• PROBLEM:
Transcribe each entry below exactly. Pictures do not go in the copy.

*** EXERCISE DATA

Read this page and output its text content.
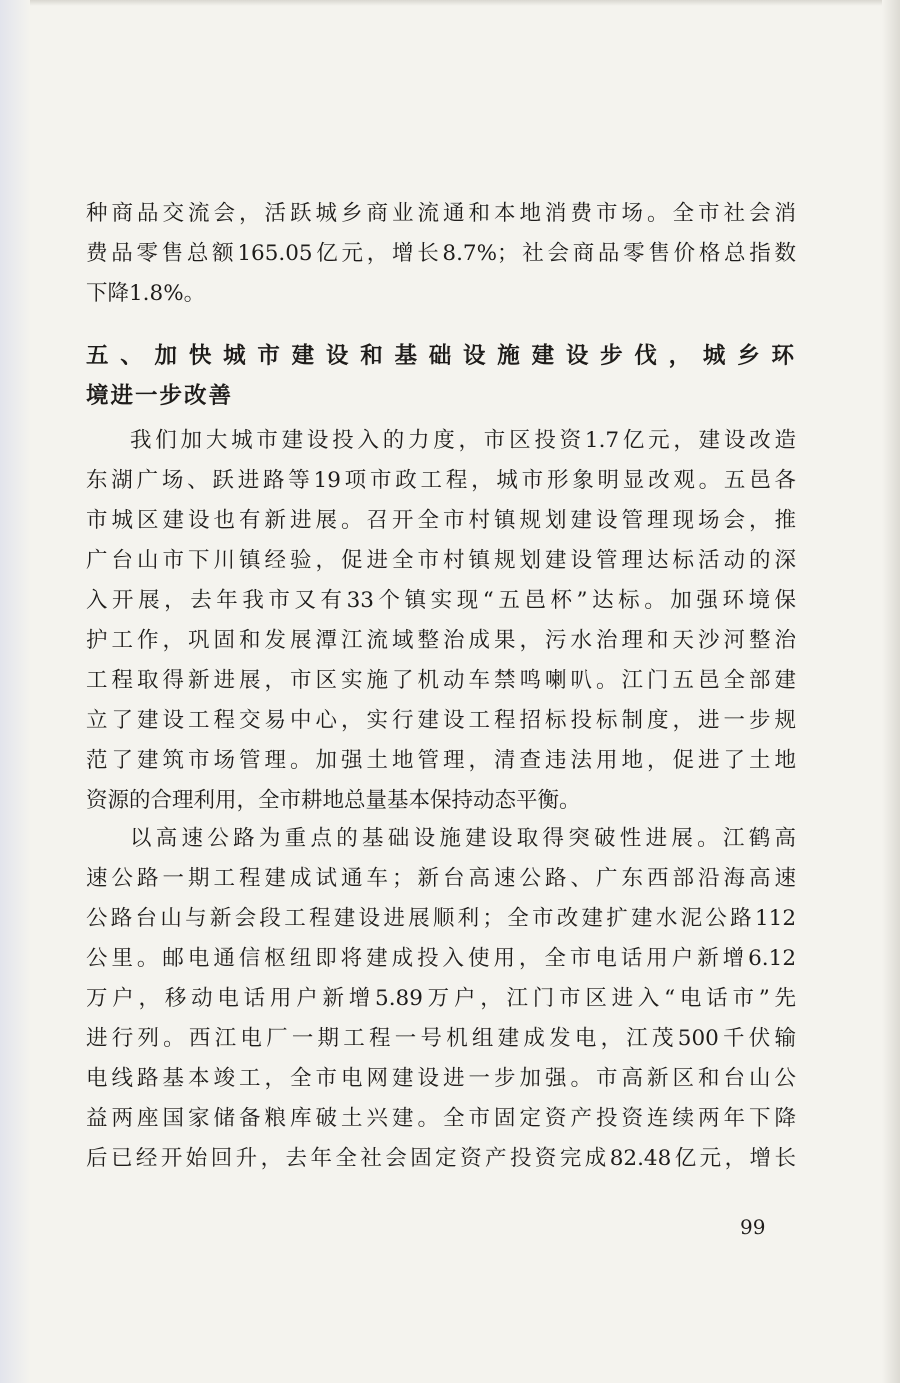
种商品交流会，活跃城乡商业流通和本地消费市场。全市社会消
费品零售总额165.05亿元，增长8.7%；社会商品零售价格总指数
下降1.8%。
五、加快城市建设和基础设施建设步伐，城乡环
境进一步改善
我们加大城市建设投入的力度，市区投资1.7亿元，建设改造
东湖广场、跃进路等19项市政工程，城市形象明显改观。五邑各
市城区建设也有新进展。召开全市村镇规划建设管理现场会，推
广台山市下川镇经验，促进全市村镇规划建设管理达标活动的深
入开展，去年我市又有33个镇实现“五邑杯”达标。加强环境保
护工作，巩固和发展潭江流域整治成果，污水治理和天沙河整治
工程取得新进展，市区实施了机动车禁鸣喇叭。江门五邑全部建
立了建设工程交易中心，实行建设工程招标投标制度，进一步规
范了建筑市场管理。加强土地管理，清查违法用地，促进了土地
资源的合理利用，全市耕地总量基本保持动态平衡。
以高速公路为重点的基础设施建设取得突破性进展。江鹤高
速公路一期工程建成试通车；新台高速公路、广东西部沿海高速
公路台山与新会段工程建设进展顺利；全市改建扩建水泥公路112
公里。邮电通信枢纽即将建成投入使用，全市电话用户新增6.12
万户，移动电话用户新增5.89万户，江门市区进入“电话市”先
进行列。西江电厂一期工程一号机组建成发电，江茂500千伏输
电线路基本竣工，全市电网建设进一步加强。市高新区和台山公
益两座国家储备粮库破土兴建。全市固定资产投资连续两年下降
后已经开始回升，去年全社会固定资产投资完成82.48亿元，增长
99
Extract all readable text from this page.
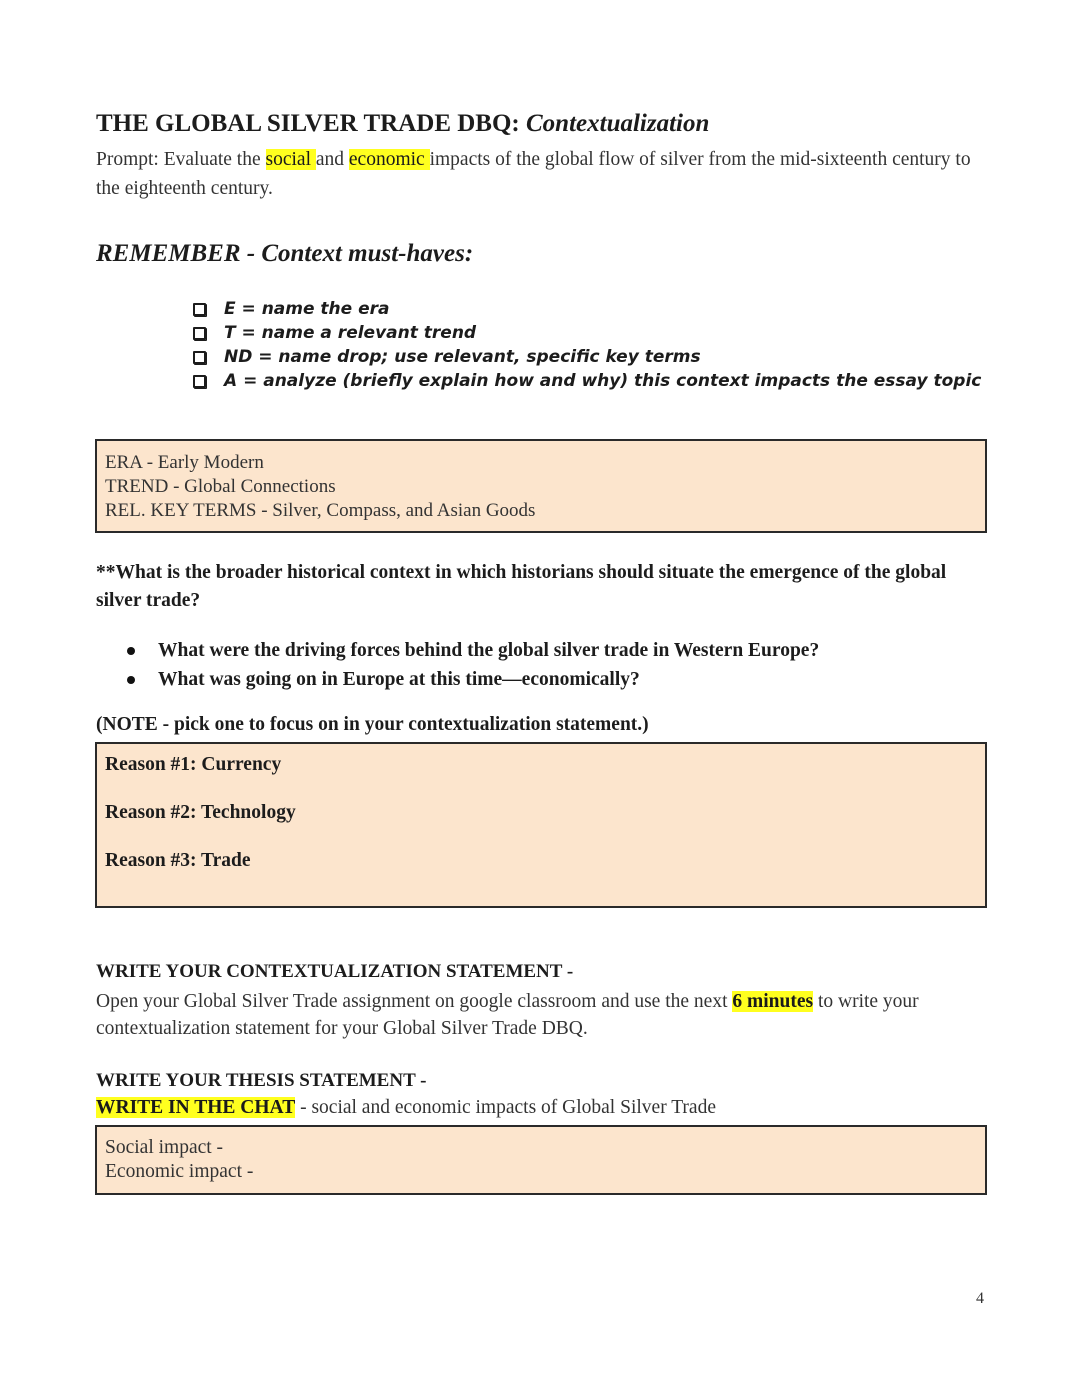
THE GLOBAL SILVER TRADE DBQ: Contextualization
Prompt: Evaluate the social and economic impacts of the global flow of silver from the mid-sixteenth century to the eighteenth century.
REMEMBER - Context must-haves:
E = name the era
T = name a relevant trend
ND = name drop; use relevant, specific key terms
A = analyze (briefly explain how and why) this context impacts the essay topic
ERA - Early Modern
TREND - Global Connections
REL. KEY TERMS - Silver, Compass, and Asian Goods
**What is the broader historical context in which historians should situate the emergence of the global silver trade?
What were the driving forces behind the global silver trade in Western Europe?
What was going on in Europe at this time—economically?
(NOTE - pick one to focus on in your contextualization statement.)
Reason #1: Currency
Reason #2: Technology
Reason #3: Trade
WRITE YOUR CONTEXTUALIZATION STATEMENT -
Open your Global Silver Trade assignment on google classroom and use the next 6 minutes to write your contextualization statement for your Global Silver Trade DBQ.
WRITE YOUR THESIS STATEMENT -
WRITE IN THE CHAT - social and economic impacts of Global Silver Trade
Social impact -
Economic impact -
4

******

• FINAL RESULT:
Read this page and output its text content.
种商品交流会，活跃城乡商业流通和本地消费市场。全市社会消
费品零售总额165.05亿元，增长8.7%；社会商品零售价格总指数
下降1.8%。
五、加快城市建设和基础设施建设步伐，城乡环
境进一步改善
我们加大城市建设投入的力度，市区投资1.7亿元，建设改造
东湖广场、跃进路等19项市政工程，城市形象明显改观。五邑各
市城区建设也有新进展。召开全市村镇规划建设管理现场会，推
广台山市下川镇经验，促进全市村镇规划建设管理达标活动的深
入开展，去年我市又有33个镇实现“五邑杯”达标。加强环境保
护工作，巩固和发展潭江流域整治成果，污水治理和天沙河整治
工程取得新进展，市区实施了机动车禁鸣喇叭。江门五邑全部建
立了建设工程交易中心，实行建设工程招标投标制度，进一步规
范了建筑市场管理。加强土地管理，清查违法用地，促进了土地
资源的合理利用，全市耕地总量基本保持动态平衡。
以高速公路为重点的基础设施建设取得突破性进展。江鹤高
速公路一期工程建成试通车；新台高速公路、广东西部沿海高速
公路台山与新会段工程建设进展顺利；全市改建扩建水泥公路112
公里。邮电通信枢纽即将建成投入使用，全市电话用户新增6.12
万户，移动电话用户新增5.89万户，江门市区进入“电话市”先
进行列。西江电厂一期工程一号机组建成发电，江茂500千伏输
电线路基本竣工，全市电网建设进一步加强。市高新区和台山公
益两座国家储备粮库破土兴建。全市固定资产投资连续两年下降
后已经开始回升，去年全社会固定资产投资完成82.48亿元，增长
99
Extract all readable text from this page.
THE GLOBAL SILVER TRADE DBQ: Contextualization
Prompt: Evaluate the social and economic impacts of the global flow of silver from the mid-sixteenth century to the eighteenth century.
REMEMBER - Context must-haves:
E = name the era
T = name a relevant trend
ND = name drop; use relevant, specific key terms
A = analyze (briefly explain how and why) this context impacts the essay topic
ERA - Early Modern
TREND - Global Connections
REL. KEY TERMS - Silver, Compass, and Asian Goods
**What is the broader historical context in which historians should situate the emergence of the global silver trade?
What were the driving forces behind the global silver trade in Western Europe?
What was going on in Europe at this time—economically?
(NOTE - pick one to focus on in your contextualization statement.)
Reason #1: Currency
Reason #2: Technology
Reason #3: Trade
WRITE YOUR CONTEXTUALIZATION STATEMENT -
Open your Global Silver Trade assignment on google classroom and use the next 6 minutes to write your contextualization statement for your Global Silver Trade DBQ.
WRITE YOUR THESIS STATEMENT -
WRITE IN THE CHAT - social and economic impacts of Global Silver Trade
Social impact -
Economic impact -
4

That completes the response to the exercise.